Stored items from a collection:
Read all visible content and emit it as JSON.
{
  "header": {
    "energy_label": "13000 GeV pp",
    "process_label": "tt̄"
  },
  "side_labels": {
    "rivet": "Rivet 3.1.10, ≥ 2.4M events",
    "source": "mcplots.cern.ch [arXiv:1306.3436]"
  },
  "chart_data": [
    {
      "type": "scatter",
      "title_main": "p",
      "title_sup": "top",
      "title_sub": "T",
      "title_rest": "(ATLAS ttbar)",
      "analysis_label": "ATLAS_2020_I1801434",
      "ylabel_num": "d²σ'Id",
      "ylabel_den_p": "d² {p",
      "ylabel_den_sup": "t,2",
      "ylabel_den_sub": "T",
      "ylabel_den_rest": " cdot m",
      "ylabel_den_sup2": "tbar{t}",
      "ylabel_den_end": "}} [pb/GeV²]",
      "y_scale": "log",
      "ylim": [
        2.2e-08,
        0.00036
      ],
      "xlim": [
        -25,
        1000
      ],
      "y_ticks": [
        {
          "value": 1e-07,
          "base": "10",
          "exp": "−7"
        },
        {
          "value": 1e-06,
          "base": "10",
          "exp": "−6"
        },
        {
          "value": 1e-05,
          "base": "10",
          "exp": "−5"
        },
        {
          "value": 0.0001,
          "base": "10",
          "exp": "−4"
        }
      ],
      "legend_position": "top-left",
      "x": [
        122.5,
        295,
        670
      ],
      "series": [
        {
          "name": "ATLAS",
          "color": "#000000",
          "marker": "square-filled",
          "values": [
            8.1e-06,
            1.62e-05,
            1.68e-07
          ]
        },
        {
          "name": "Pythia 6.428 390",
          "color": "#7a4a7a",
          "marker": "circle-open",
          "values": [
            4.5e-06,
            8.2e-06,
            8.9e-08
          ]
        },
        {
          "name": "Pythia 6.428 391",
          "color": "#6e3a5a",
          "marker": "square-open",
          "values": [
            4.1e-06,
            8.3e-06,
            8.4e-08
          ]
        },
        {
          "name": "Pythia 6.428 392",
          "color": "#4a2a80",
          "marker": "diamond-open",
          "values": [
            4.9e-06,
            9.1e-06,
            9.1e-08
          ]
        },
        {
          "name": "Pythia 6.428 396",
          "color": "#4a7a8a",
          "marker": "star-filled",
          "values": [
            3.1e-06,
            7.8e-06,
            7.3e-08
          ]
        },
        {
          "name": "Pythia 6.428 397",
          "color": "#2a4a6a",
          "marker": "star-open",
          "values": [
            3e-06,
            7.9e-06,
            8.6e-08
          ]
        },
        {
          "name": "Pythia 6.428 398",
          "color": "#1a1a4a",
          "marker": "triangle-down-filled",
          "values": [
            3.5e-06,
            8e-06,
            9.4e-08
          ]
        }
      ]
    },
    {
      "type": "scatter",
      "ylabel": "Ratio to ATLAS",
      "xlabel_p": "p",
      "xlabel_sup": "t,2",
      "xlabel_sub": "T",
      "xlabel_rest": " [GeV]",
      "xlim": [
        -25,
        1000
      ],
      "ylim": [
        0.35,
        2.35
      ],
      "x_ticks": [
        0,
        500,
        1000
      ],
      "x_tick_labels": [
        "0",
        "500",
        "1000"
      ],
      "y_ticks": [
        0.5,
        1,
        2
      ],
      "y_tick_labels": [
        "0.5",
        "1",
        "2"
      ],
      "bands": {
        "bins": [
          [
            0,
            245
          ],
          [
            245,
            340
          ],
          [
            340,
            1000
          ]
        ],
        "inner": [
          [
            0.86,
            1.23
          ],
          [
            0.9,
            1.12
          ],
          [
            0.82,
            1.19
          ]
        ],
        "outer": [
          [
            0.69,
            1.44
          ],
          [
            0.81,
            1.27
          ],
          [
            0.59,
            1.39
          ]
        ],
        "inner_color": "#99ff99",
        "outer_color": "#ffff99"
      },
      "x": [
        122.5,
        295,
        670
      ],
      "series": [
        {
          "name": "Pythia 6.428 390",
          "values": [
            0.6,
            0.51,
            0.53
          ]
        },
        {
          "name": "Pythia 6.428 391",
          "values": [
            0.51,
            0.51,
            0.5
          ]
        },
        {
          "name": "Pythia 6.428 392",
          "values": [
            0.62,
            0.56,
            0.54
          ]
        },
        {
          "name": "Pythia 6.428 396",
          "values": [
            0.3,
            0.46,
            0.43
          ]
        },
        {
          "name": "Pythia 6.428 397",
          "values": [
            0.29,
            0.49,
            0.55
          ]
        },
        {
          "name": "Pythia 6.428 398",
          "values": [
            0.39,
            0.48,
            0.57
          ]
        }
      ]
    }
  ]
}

**Exercise description**
Repeat all entries. Match them exactly.

**Complete output**
Read all visible content and emit it as JSON.
{
  "header": {
    "energy_label": "13000 GeV pp",
    "process_label": "tt̄"
  },
  "side_labels": {
    "rivet": "Rivet 3.1.10, ≥ 2.4M events",
    "source": "mcplots.cern.ch [arXiv:1306.3436]"
  },
  "chart_data": [
    {
      "type": "scatter",
      "title_main": "p",
      "title_sup": "top",
      "title_sub": "T",
      "title_rest": "(ATLAS ttbar)",
      "analysis_label": "ATLAS_2020_I1801434",
      "ylabel_num": "d²σ'Id",
      "ylabel_den_p": "d² {p",
      "ylabel_den_sup": "t,2",
      "ylabel_den_sub": "T",
      "ylabel_den_rest": " cdot m",
      "ylabel_den_sup2": "tbar{t}",
      "ylabel_den_end": "}} [pb/GeV²]",
      "y_scale": "log",
      "ylim": [
        2.2e-08,
        0.00036
      ],
      "xlim": [
        -25,
        1000
      ],
      "y_ticks": [
        {
          "value": 1e-07,
          "base": "10",
          "exp": "−7"
        },
        {
          "value": 1e-06,
          "base": "10",
          "exp": "−6"
        },
        {
          "value": 1e-05,
          "base": "10",
          "exp": "−5"
        },
        {
          "value": 0.0001,
          "base": "10",
          "exp": "−4"
        }
      ],
      "legend_position": "top-left",
      "x": [
        122.5,
        295,
        670
      ],
      "series": [
        {
          "name": "ATLAS",
          "color": "#000000",
          "marker": "square-filled",
          "values": [
            8.1e-06,
            1.62e-05,
            1.68e-07
          ]
        },
        {
          "name": "Pythia 6.428 390",
          "color": "#7a4a7a",
          "marker": "circle-open",
          "values": [
            4.5e-06,
            8.2e-06,
            8.9e-08
          ]
        },
        {
          "name": "Pythia 6.428 391",
          "color": "#6e3a5a",
          "marker": "square-open",
          "values": [
            4.1e-06,
            8.3e-06,
            8.4e-08
          ]
        },
        {
          "name": "Pythia 6.428 392",
          "color": "#4a2a80",
          "marker": "diamond-open",
          "values": [
            4.9e-06,
            9.1e-06,
            9.1e-08
          ]
        },
        {
          "name": "Pythia 6.428 396",
          "color": "#4a7a8a",
          "marker": "star-filled",
          "values": [
            3.1e-06,
            7.8e-06,
            7.3e-08
          ]
        },
        {
          "name": "Pythia 6.428 397",
          "color": "#2a4a6a",
          "marker": "star-open",
          "values": [
            3e-06,
            7.9e-06,
            8.6e-08
          ]
        },
        {
          "name": "Pythia 6.428 398",
          "color": "#1a1a4a",
          "marker": "triangle-down-filled",
          "values": [
            3.5e-06,
            8e-06,
            9.4e-08
          ]
        }
      ]
    },
    {
      "type": "scatter",
      "ylabel": "Ratio to ATLAS",
      "xlabel_p": "p",
      "xlabel_sup": "t,2",
      "xlabel_sub": "T",
      "xlabel_rest": " [GeV]",
      "xlim": [
        -25,
        1000
      ],
      "ylim": [
        0.35,
        2.35
      ],
      "x_ticks": [
        0,
        500,
        1000
      ],
      "x_tick_labels": [
        "0",
        "500",
        "1000"
      ],
      "y_ticks": [
        0.5,
        1,
        2
      ],
      "y_tick_labels": [
        "0.5",
        "1",
        "2"
      ],
      "bands": {
        "bins": [
          [
            0,
            245
          ],
          [
            245,
            340
          ],
          [
            340,
            1000
          ]
        ],
        "inner": [
          [
            0.86,
            1.23
          ],
          [
            0.9,
            1.12
          ],
          [
            0.82,
            1.19
          ]
        ],
        "outer": [
          [
            0.69,
            1.44
          ],
          [
            0.81,
            1.27
          ],
          [
            0.59,
            1.39
          ]
        ],
        "inner_color": "#99ff99",
        "outer_color": "#ffff99"
      },
      "x": [
        122.5,
        295,
        670
      ],
      "series": [
        {
          "name": "Pythia 6.428 390",
          "values": [
            0.6,
            0.51,
            0.53
          ]
        },
        {
          "name": "Pythia 6.428 391",
          "values": [
            0.51,
            0.51,
            0.5
          ]
        },
        {
          "name": "Pythia 6.428 392",
          "values": [
            0.62,
            0.56,
            0.54
          ]
        },
        {
          "name": "Pythia 6.428 396",
          "values": [
            0.3,
            0.46,
            0.43
          ]
        },
        {
          "name": "Pythia 6.428 397",
          "values": [
            0.29,
            0.49,
            0.55
          ]
        },
        {
          "name": "Pythia 6.428 398",
          "values": [
            0.39,
            0.48,
            0.57
          ]
        }
      ]
    }
  ]
}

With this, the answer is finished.